STATED EXERCISE:
Extract the records in full, leaving every picture out.
= = = = =
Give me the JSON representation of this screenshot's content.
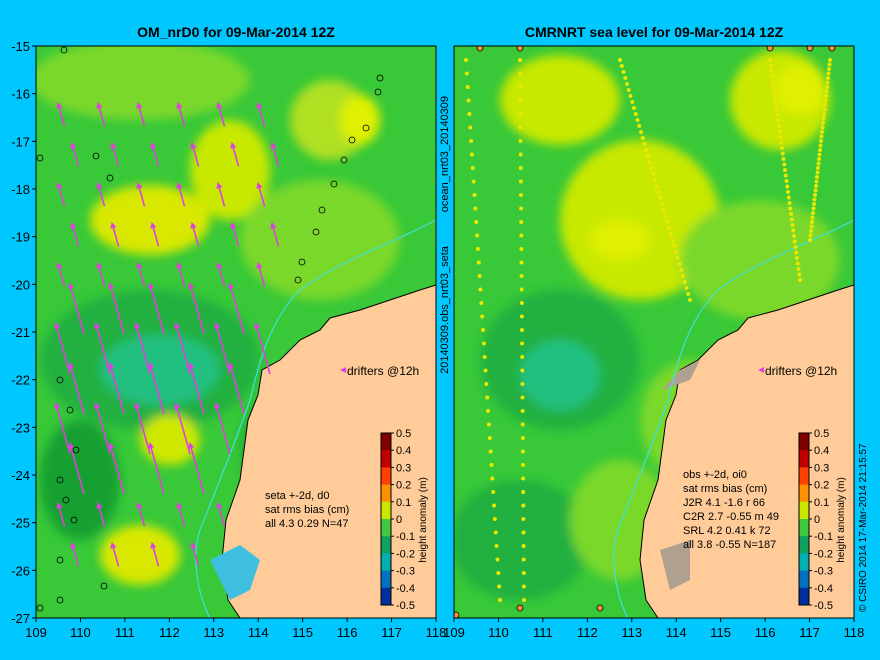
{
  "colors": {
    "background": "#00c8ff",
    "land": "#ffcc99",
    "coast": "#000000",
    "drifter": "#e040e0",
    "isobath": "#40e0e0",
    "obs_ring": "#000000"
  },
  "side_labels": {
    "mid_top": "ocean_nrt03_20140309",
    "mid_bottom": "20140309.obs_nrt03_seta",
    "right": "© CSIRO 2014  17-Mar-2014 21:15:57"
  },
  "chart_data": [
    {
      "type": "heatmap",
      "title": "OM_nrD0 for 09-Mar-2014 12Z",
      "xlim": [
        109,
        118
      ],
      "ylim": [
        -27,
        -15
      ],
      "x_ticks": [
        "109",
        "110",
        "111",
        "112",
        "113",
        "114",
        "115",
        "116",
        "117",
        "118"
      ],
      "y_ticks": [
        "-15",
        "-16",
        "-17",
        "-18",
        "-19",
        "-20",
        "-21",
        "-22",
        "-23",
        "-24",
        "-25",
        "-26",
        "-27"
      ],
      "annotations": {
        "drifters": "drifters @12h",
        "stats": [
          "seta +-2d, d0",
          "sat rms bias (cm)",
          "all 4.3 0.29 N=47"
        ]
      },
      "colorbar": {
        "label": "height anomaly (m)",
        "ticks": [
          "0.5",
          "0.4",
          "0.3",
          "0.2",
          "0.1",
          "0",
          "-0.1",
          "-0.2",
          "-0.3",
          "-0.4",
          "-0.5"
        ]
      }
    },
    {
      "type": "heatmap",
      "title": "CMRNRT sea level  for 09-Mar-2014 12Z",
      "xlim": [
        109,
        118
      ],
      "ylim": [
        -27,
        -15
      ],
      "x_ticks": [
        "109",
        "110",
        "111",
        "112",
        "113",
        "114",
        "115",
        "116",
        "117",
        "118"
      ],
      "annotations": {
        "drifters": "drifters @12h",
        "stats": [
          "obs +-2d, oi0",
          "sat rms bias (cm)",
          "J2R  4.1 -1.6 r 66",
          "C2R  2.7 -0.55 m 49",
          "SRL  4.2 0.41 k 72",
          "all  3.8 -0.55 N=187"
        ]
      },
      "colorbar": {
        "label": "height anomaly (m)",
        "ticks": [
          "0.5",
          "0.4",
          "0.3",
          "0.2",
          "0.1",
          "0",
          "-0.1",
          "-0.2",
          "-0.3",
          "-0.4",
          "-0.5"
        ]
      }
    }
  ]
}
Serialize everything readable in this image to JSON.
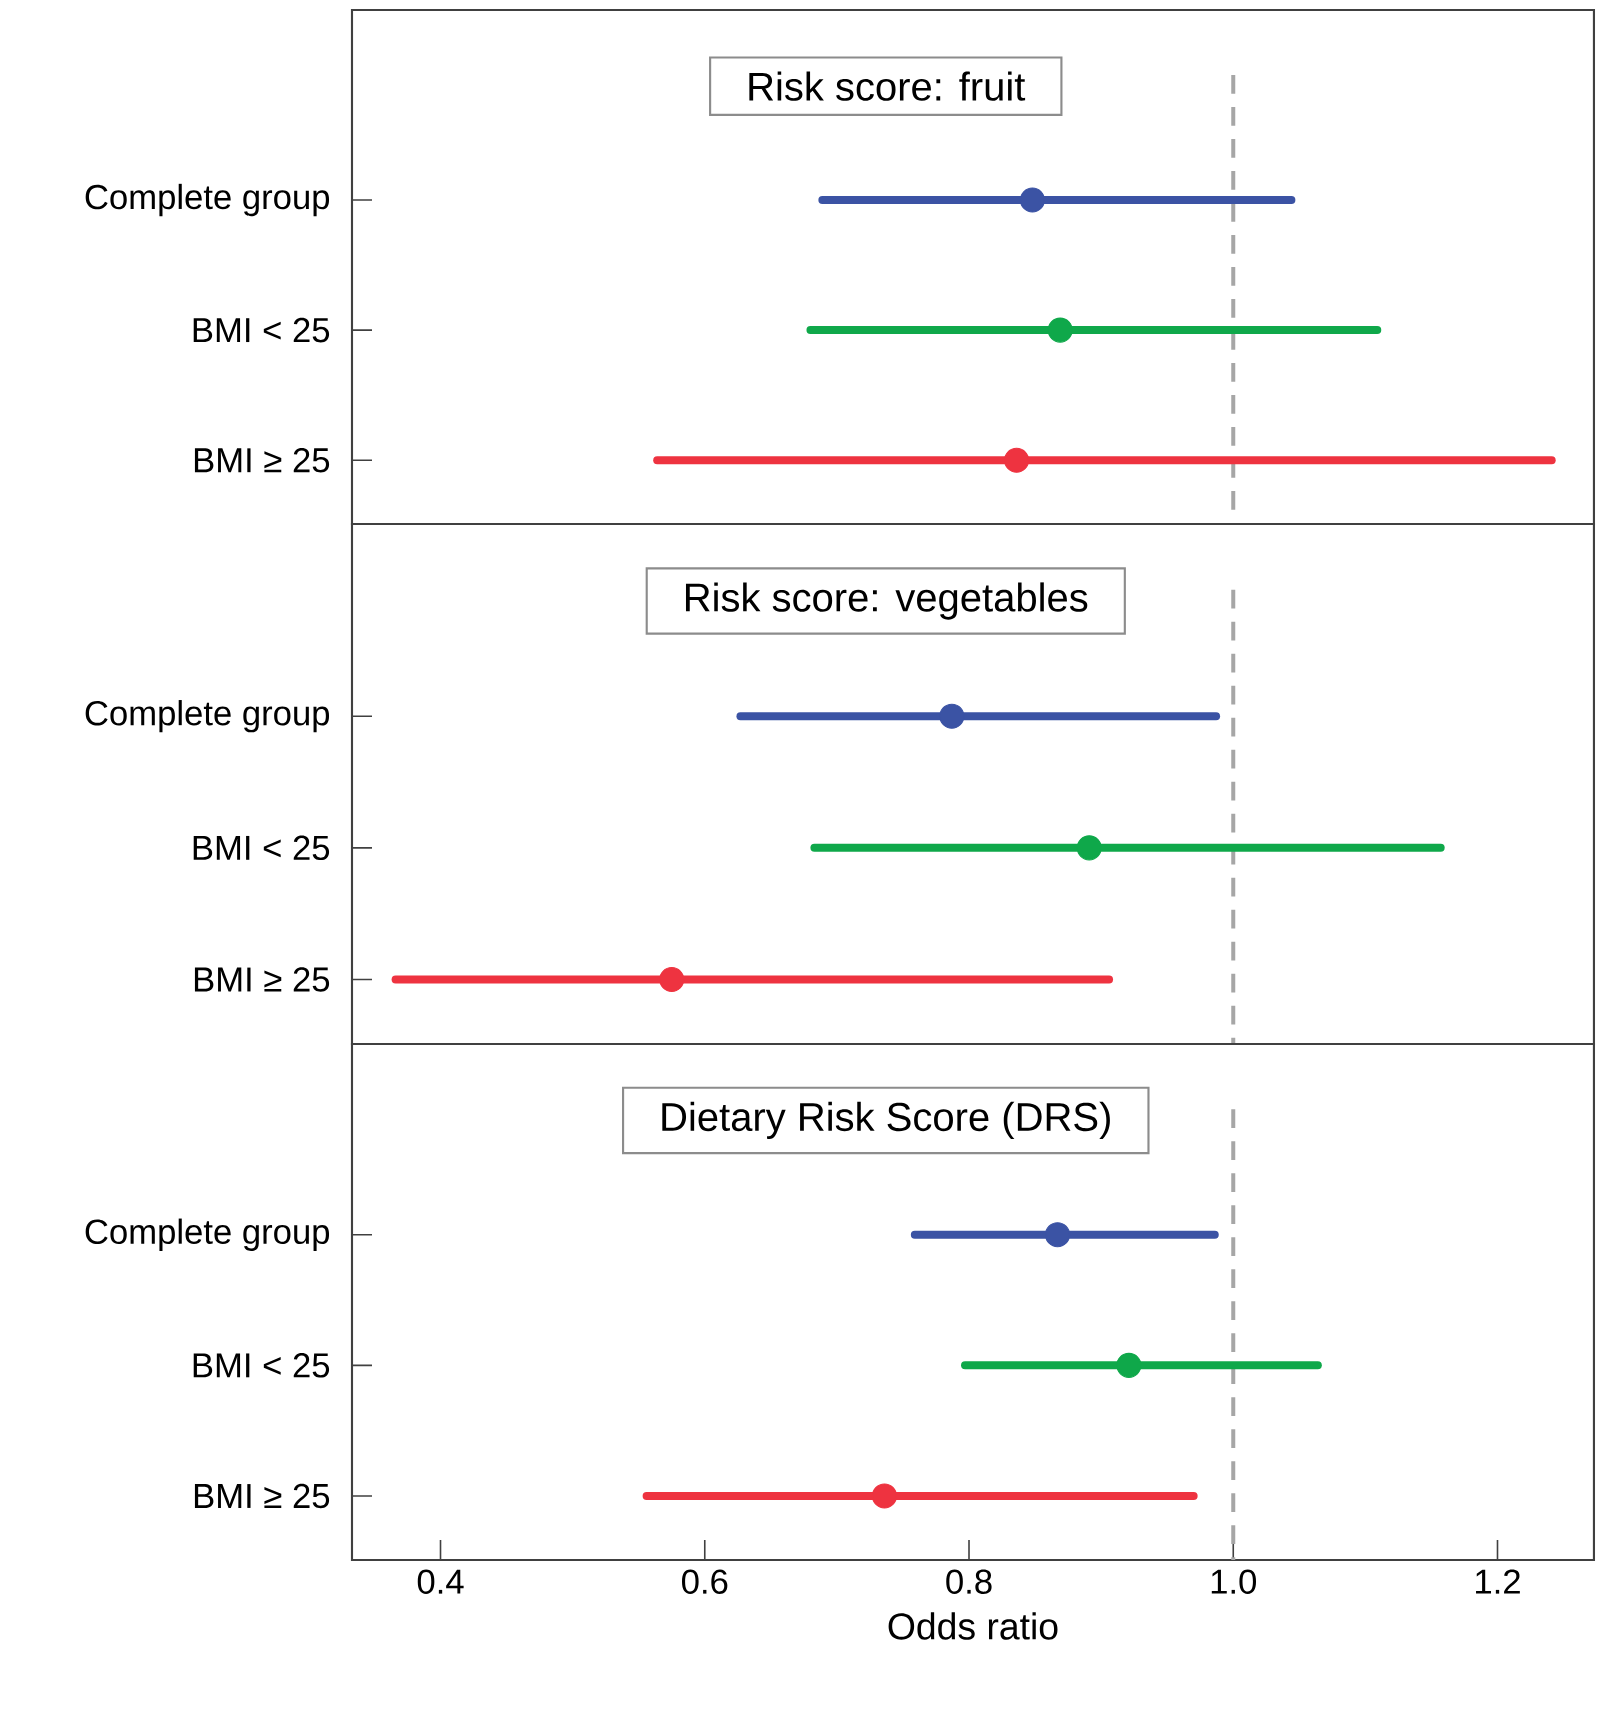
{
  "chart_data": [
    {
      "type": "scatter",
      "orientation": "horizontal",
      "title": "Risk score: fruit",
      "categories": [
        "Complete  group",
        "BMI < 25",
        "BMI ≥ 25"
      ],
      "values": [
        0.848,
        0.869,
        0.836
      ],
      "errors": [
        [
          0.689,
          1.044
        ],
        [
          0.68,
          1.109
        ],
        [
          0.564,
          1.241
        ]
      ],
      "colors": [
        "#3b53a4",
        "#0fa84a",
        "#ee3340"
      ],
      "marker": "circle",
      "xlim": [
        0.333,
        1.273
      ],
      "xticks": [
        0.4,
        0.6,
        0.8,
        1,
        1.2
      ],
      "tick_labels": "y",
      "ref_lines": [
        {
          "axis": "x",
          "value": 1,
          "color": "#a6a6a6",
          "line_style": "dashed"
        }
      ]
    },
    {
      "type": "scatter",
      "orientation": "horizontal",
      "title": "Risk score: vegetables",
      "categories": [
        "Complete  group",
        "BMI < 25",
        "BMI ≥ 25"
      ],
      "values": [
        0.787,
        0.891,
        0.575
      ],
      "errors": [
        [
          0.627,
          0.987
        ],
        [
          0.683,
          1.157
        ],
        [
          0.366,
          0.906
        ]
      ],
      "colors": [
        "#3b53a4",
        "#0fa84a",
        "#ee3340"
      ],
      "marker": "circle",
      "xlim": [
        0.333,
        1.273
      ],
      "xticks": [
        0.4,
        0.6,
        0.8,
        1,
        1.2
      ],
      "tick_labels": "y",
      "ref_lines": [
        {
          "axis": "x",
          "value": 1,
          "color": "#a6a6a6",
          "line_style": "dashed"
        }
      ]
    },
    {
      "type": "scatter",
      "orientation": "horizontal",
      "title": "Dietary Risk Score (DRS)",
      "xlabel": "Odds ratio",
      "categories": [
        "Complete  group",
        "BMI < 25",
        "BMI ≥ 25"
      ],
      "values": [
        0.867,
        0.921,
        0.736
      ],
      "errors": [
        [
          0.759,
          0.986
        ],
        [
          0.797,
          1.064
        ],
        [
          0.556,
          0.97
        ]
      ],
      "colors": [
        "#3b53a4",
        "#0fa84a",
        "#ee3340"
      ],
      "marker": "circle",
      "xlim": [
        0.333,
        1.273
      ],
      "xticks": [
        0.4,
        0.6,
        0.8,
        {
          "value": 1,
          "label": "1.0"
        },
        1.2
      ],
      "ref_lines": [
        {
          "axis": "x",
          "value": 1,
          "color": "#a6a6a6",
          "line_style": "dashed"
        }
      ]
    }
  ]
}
= = = = =
REPLY:
Give me the JSON representation of this screenshot's content.
{
  "colors": {
    "background": "#00c8ff",
    "land": "#ffcc99",
    "coast": "#000000",
    "drifter": "#e040e0",
    "isobath": "#40e0e0",
    "obs_ring": "#000000"
  },
  "side_labels": {
    "mid_top": "ocean_nrt03_20140309",
    "mid_bottom": "20140309.obs_nrt03_seta",
    "right": "© CSIRO 2014  17-Mar-2014 21:15:57"
  },
  "chart_data": [
    {
      "type": "heatmap",
      "title": "OM_nrD0 for 09-Mar-2014 12Z",
      "xlim": [
        109,
        118
      ],
      "ylim": [
        -27,
        -15
      ],
      "x_ticks": [
        "109",
        "110",
        "111",
        "112",
        "113",
        "114",
        "115",
        "116",
        "117",
        "118"
      ],
      "y_ticks": [
        "-15",
        "-16",
        "-17",
        "-18",
        "-19",
        "-20",
        "-21",
        "-22",
        "-23",
        "-24",
        "-25",
        "-26",
        "-27"
      ],
      "annotations": {
        "drifters": "drifters @12h",
        "stats": [
          "seta +-2d, d0",
          "sat rms bias (cm)",
          "all 4.3 0.29 N=47"
        ]
      },
      "colorbar": {
        "label": "height anomaly (m)",
        "ticks": [
          "0.5",
          "0.4",
          "0.3",
          "0.2",
          "0.1",
          "0",
          "-0.1",
          "-0.2",
          "-0.3",
          "-0.4",
          "-0.5"
        ]
      }
    },
    {
      "type": "heatmap",
      "title": "CMRNRT sea level  for 09-Mar-2014 12Z",
      "xlim": [
        109,
        118
      ],
      "ylim": [
        -27,
        -15
      ],
      "x_ticks": [
        "109",
        "110",
        "111",
        "112",
        "113",
        "114",
        "115",
        "116",
        "117",
        "118"
      ],
      "annotations": {
        "drifters": "drifters @12h",
        "stats": [
          "obs +-2d, oi0",
          "sat rms bias (cm)",
          "J2R  4.1 -1.6 r 66",
          "C2R  2.7 -0.55 m 49",
          "SRL  4.2 0.41 k 72",
          "all  3.8 -0.55 N=187"
        ]
      },
      "colorbar": {
        "label": "height anomaly (m)",
        "ticks": [
          "0.5",
          "0.4",
          "0.3",
          "0.2",
          "0.1",
          "0",
          "-0.1",
          "-0.2",
          "-0.3",
          "-0.4",
          "-0.5"
        ]
      }
    }
  ]
}
Serialize everything readable in this image to JSON.
{
  "chart_data": [
    {
      "type": "scatter",
      "orientation": "horizontal",
      "title": "Risk score: fruit",
      "categories": [
        "Complete  group",
        "BMI < 25",
        "BMI ≥ 25"
      ],
      "values": [
        0.848,
        0.869,
        0.836
      ],
      "errors": [
        [
          0.689,
          1.044
        ],
        [
          0.68,
          1.109
        ],
        [
          0.564,
          1.241
        ]
      ],
      "colors": [
        "#3b53a4",
        "#0fa84a",
        "#ee3340"
      ],
      "marker": "circle",
      "xlim": [
        0.333,
        1.273
      ],
      "xticks": [
        0.4,
        0.6,
        0.8,
        1,
        1.2
      ],
      "tick_labels": "y",
      "ref_lines": [
        {
          "axis": "x",
          "value": 1,
          "color": "#a6a6a6",
          "line_style": "dashed"
        }
      ]
    },
    {
      "type": "scatter",
      "orientation": "horizontal",
      "title": "Risk score: vegetables",
      "categories": [
        "Complete  group",
        "BMI < 25",
        "BMI ≥ 25"
      ],
      "values": [
        0.787,
        0.891,
        0.575
      ],
      "errors": [
        [
          0.627,
          0.987
        ],
        [
          0.683,
          1.157
        ],
        [
          0.366,
          0.906
        ]
      ],
      "colors": [
        "#3b53a4",
        "#0fa84a",
        "#ee3340"
      ],
      "marker": "circle",
      "xlim": [
        0.333,
        1.273
      ],
      "xticks": [
        0.4,
        0.6,
        0.8,
        1,
        1.2
      ],
      "tick_labels": "y",
      "ref_lines": [
        {
          "axis": "x",
          "value": 1,
          "color": "#a6a6a6",
          "line_style": "dashed"
        }
      ]
    },
    {
      "type": "scatter",
      "orientation": "horizontal",
      "title": "Dietary Risk Score (DRS)",
      "xlabel": "Odds ratio",
      "categories": [
        "Complete  group",
        "BMI < 25",
        "BMI ≥ 25"
      ],
      "values": [
        0.867,
        0.921,
        0.736
      ],
      "errors": [
        [
          0.759,
          0.986
        ],
        [
          0.797,
          1.064
        ],
        [
          0.556,
          0.97
        ]
      ],
      "colors": [
        "#3b53a4",
        "#0fa84a",
        "#ee3340"
      ],
      "marker": "circle",
      "xlim": [
        0.333,
        1.273
      ],
      "xticks": [
        0.4,
        0.6,
        0.8,
        {
          "value": 1,
          "label": "1.0"
        },
        1.2
      ],
      "ref_lines": [
        {
          "axis": "x",
          "value": 1,
          "color": "#a6a6a6",
          "line_style": "dashed"
        }
      ]
    }
  ]
}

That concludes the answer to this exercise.